▶ _CHALLENGE_
Retype the records below exactly as they appear, but leave out any pictures.

-------- SOURCE DATA --------

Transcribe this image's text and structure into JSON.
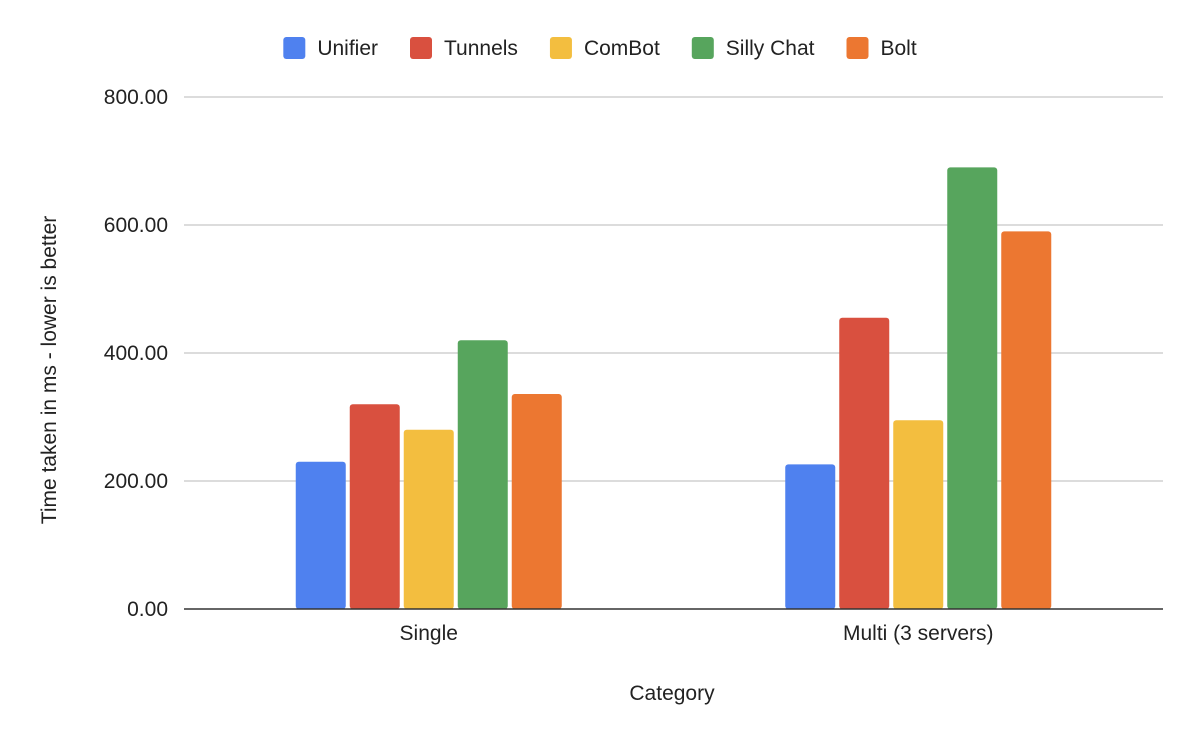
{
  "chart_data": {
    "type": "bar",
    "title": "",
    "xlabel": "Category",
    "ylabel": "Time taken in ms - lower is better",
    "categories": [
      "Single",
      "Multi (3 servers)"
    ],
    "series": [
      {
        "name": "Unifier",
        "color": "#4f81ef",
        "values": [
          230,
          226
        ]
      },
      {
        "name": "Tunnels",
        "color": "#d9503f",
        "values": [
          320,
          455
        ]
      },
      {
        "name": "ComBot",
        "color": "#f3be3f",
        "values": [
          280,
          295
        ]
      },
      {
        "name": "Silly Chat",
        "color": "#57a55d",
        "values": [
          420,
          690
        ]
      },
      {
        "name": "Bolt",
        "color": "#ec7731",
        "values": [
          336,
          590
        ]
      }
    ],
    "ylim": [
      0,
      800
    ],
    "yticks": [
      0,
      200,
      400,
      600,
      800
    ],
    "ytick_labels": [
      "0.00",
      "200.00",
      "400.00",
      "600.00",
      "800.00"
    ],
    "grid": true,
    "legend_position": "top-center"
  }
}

--------

▶ _FINAL RESULT_
Transcribe this image's text and structure into JSON.
{
  "chart_data": {
    "type": "bar",
    "title": "",
    "xlabel": "Category",
    "ylabel": "Time taken in ms - lower is better",
    "categories": [
      "Single",
      "Multi (3 servers)"
    ],
    "series": [
      {
        "name": "Unifier",
        "color": "#4f81ef",
        "values": [
          230,
          226
        ]
      },
      {
        "name": "Tunnels",
        "color": "#d9503f",
        "values": [
          320,
          455
        ]
      },
      {
        "name": "ComBot",
        "color": "#f3be3f",
        "values": [
          280,
          295
        ]
      },
      {
        "name": "Silly Chat",
        "color": "#57a55d",
        "values": [
          420,
          690
        ]
      },
      {
        "name": "Bolt",
        "color": "#ec7731",
        "values": [
          336,
          590
        ]
      }
    ],
    "ylim": [
      0,
      800
    ],
    "yticks": [
      0,
      200,
      400,
      600,
      800
    ],
    "ytick_labels": [
      "0.00",
      "200.00",
      "400.00",
      "600.00",
      "800.00"
    ],
    "grid": true,
    "legend_position": "top-center"
  }
}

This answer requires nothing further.